■ Written exercise
Write out the complete material exactly as it stands.
=== Records supplied ===
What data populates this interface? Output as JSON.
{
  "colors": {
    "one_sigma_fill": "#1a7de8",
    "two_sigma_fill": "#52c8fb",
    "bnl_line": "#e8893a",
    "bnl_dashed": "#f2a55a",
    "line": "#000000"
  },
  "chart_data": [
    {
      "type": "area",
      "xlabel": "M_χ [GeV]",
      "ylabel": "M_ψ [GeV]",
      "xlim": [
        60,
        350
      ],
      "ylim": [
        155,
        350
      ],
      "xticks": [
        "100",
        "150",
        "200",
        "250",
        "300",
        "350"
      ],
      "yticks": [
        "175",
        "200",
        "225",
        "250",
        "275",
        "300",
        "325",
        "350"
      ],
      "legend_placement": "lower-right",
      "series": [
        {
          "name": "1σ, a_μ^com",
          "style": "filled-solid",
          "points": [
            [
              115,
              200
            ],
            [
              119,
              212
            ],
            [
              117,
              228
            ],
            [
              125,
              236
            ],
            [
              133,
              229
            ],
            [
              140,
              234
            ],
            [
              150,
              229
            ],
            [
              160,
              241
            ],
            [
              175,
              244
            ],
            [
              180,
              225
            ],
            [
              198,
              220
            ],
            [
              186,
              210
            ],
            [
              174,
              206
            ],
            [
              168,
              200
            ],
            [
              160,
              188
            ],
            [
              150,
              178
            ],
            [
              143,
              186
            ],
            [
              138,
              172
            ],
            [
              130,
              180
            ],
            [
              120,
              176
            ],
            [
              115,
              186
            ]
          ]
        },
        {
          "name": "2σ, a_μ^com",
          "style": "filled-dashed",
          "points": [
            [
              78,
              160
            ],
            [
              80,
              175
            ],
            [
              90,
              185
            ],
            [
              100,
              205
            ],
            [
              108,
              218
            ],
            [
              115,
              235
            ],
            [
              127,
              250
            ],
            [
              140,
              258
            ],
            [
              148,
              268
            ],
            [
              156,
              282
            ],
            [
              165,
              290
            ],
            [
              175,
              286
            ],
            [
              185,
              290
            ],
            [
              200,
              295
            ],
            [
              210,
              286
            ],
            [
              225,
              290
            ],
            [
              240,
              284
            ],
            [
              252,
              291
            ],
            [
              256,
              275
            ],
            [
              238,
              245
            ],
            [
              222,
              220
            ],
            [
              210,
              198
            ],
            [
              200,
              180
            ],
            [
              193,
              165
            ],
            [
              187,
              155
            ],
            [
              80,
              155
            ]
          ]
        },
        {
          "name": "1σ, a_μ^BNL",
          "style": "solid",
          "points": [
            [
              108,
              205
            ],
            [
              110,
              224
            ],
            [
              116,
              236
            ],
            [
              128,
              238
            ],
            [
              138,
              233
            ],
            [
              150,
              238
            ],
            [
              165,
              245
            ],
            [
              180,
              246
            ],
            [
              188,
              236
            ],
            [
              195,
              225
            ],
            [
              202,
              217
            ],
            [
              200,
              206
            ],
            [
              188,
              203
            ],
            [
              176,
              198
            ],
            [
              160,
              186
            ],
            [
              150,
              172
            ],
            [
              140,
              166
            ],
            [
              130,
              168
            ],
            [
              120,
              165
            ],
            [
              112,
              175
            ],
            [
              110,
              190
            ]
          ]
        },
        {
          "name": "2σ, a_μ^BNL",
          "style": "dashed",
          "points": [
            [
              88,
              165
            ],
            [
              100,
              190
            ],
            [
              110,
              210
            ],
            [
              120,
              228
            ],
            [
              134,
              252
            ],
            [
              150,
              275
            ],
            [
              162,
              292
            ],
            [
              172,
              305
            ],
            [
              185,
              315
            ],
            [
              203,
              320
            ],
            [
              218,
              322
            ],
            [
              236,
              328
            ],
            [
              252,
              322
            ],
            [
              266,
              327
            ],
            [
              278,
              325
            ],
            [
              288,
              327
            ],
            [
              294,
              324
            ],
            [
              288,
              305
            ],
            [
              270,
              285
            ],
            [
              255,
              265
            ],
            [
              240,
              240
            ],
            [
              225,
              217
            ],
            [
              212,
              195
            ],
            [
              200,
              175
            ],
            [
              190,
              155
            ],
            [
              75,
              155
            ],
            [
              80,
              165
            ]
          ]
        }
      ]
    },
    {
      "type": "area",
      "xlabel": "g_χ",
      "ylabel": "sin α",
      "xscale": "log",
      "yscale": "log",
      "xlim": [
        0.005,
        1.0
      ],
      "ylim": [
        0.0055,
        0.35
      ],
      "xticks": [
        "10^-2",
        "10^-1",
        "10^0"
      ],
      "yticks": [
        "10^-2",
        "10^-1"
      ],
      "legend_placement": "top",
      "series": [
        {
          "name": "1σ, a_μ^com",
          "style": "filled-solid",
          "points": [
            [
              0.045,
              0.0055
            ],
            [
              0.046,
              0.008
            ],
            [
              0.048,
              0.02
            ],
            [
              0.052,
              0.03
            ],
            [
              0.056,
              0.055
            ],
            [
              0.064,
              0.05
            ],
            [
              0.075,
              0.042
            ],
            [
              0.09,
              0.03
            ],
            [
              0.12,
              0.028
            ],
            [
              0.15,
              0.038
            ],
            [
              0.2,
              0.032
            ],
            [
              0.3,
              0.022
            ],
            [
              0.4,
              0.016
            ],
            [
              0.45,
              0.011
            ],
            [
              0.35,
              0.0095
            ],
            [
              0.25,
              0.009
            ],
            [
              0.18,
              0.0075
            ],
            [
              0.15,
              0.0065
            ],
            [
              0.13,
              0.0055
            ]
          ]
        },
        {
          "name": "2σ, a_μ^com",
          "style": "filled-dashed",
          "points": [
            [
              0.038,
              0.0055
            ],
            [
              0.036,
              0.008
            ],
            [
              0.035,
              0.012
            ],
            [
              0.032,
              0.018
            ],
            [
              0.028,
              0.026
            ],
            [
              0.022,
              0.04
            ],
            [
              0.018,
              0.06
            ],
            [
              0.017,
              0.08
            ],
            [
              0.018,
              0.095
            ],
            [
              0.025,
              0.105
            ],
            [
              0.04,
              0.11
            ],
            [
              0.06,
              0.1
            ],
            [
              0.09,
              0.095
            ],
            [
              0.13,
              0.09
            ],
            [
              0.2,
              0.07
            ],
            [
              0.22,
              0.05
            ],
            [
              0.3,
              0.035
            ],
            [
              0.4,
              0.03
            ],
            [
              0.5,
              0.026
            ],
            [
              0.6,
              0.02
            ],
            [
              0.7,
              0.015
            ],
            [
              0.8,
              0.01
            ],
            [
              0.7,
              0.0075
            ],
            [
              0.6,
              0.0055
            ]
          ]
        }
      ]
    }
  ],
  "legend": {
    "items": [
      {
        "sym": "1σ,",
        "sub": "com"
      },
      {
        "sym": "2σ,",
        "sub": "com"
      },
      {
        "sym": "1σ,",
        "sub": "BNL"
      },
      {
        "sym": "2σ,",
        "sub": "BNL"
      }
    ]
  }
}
===
■ Solution
What data populates this interface? Output as JSON.
{
  "colors": {
    "one_sigma_fill": "#1a7de8",
    "two_sigma_fill": "#52c8fb",
    "bnl_line": "#e8893a",
    "bnl_dashed": "#f2a55a",
    "line": "#000000"
  },
  "chart_data": [
    {
      "type": "area",
      "xlabel": "M_χ [GeV]",
      "ylabel": "M_ψ [GeV]",
      "xlim": [
        60,
        350
      ],
      "ylim": [
        155,
        350
      ],
      "xticks": [
        "100",
        "150",
        "200",
        "250",
        "300",
        "350"
      ],
      "yticks": [
        "175",
        "200",
        "225",
        "250",
        "275",
        "300",
        "325",
        "350"
      ],
      "legend_placement": "lower-right",
      "series": [
        {
          "name": "1σ, a_μ^com",
          "style": "filled-solid",
          "points": [
            [
              115,
              200
            ],
            [
              119,
              212
            ],
            [
              117,
              228
            ],
            [
              125,
              236
            ],
            [
              133,
              229
            ],
            [
              140,
              234
            ],
            [
              150,
              229
            ],
            [
              160,
              241
            ],
            [
              175,
              244
            ],
            [
              180,
              225
            ],
            [
              198,
              220
            ],
            [
              186,
              210
            ],
            [
              174,
              206
            ],
            [
              168,
              200
            ],
            [
              160,
              188
            ],
            [
              150,
              178
            ],
            [
              143,
              186
            ],
            [
              138,
              172
            ],
            [
              130,
              180
            ],
            [
              120,
              176
            ],
            [
              115,
              186
            ]
          ]
        },
        {
          "name": "2σ, a_μ^com",
          "style": "filled-dashed",
          "points": [
            [
              78,
              160
            ],
            [
              80,
              175
            ],
            [
              90,
              185
            ],
            [
              100,
              205
            ],
            [
              108,
              218
            ],
            [
              115,
              235
            ],
            [
              127,
              250
            ],
            [
              140,
              258
            ],
            [
              148,
              268
            ],
            [
              156,
              282
            ],
            [
              165,
              290
            ],
            [
              175,
              286
            ],
            [
              185,
              290
            ],
            [
              200,
              295
            ],
            [
              210,
              286
            ],
            [
              225,
              290
            ],
            [
              240,
              284
            ],
            [
              252,
              291
            ],
            [
              256,
              275
            ],
            [
              238,
              245
            ],
            [
              222,
              220
            ],
            [
              210,
              198
            ],
            [
              200,
              180
            ],
            [
              193,
              165
            ],
            [
              187,
              155
            ],
            [
              80,
              155
            ]
          ]
        },
        {
          "name": "1σ, a_μ^BNL",
          "style": "solid",
          "points": [
            [
              108,
              205
            ],
            [
              110,
              224
            ],
            [
              116,
              236
            ],
            [
              128,
              238
            ],
            [
              138,
              233
            ],
            [
              150,
              238
            ],
            [
              165,
              245
            ],
            [
              180,
              246
            ],
            [
              188,
              236
            ],
            [
              195,
              225
            ],
            [
              202,
              217
            ],
            [
              200,
              206
            ],
            [
              188,
              203
            ],
            [
              176,
              198
            ],
            [
              160,
              186
            ],
            [
              150,
              172
            ],
            [
              140,
              166
            ],
            [
              130,
              168
            ],
            [
              120,
              165
            ],
            [
              112,
              175
            ],
            [
              110,
              190
            ]
          ]
        },
        {
          "name": "2σ, a_μ^BNL",
          "style": "dashed",
          "points": [
            [
              88,
              165
            ],
            [
              100,
              190
            ],
            [
              110,
              210
            ],
            [
              120,
              228
            ],
            [
              134,
              252
            ],
            [
              150,
              275
            ],
            [
              162,
              292
            ],
            [
              172,
              305
            ],
            [
              185,
              315
            ],
            [
              203,
              320
            ],
            [
              218,
              322
            ],
            [
              236,
              328
            ],
            [
              252,
              322
            ],
            [
              266,
              327
            ],
            [
              278,
              325
            ],
            [
              288,
              327
            ],
            [
              294,
              324
            ],
            [
              288,
              305
            ],
            [
              270,
              285
            ],
            [
              255,
              265
            ],
            [
              240,
              240
            ],
            [
              225,
              217
            ],
            [
              212,
              195
            ],
            [
              200,
              175
            ],
            [
              190,
              155
            ],
            [
              75,
              155
            ],
            [
              80,
              165
            ]
          ]
        }
      ]
    },
    {
      "type": "area",
      "xlabel": "g_χ",
      "ylabel": "sin α",
      "xscale": "log",
      "yscale": "log",
      "xlim": [
        0.005,
        1.0
      ],
      "ylim": [
        0.0055,
        0.35
      ],
      "xticks": [
        "10^-2",
        "10^-1",
        "10^0"
      ],
      "yticks": [
        "10^-2",
        "10^-1"
      ],
      "legend_placement": "top",
      "series": [
        {
          "name": "1σ, a_μ^com",
          "style": "filled-solid",
          "points": [
            [
              0.045,
              0.0055
            ],
            [
              0.046,
              0.008
            ],
            [
              0.048,
              0.02
            ],
            [
              0.052,
              0.03
            ],
            [
              0.056,
              0.055
            ],
            [
              0.064,
              0.05
            ],
            [
              0.075,
              0.042
            ],
            [
              0.09,
              0.03
            ],
            [
              0.12,
              0.028
            ],
            [
              0.15,
              0.038
            ],
            [
              0.2,
              0.032
            ],
            [
              0.3,
              0.022
            ],
            [
              0.4,
              0.016
            ],
            [
              0.45,
              0.011
            ],
            [
              0.35,
              0.0095
            ],
            [
              0.25,
              0.009
            ],
            [
              0.18,
              0.0075
            ],
            [
              0.15,
              0.0065
            ],
            [
              0.13,
              0.0055
            ]
          ]
        },
        {
          "name": "2σ, a_μ^com",
          "style": "filled-dashed",
          "points": [
            [
              0.038,
              0.0055
            ],
            [
              0.036,
              0.008
            ],
            [
              0.035,
              0.012
            ],
            [
              0.032,
              0.018
            ],
            [
              0.028,
              0.026
            ],
            [
              0.022,
              0.04
            ],
            [
              0.018,
              0.06
            ],
            [
              0.017,
              0.08
            ],
            [
              0.018,
              0.095
            ],
            [
              0.025,
              0.105
            ],
            [
              0.04,
              0.11
            ],
            [
              0.06,
              0.1
            ],
            [
              0.09,
              0.095
            ],
            [
              0.13,
              0.09
            ],
            [
              0.2,
              0.07
            ],
            [
              0.22,
              0.05
            ],
            [
              0.3,
              0.035
            ],
            [
              0.4,
              0.03
            ],
            [
              0.5,
              0.026
            ],
            [
              0.6,
              0.02
            ],
            [
              0.7,
              0.015
            ],
            [
              0.8,
              0.01
            ],
            [
              0.7,
              0.0075
            ],
            [
              0.6,
              0.0055
            ]
          ]
        }
      ]
    }
  ],
  "legend": {
    "items": [
      {
        "sym": "1σ,",
        "sub": "com"
      },
      {
        "sym": "2σ,",
        "sub": "com"
      },
      {
        "sym": "1σ,",
        "sub": "BNL"
      },
      {
        "sym": "2σ,",
        "sub": "BNL"
      }
    ]
  }
}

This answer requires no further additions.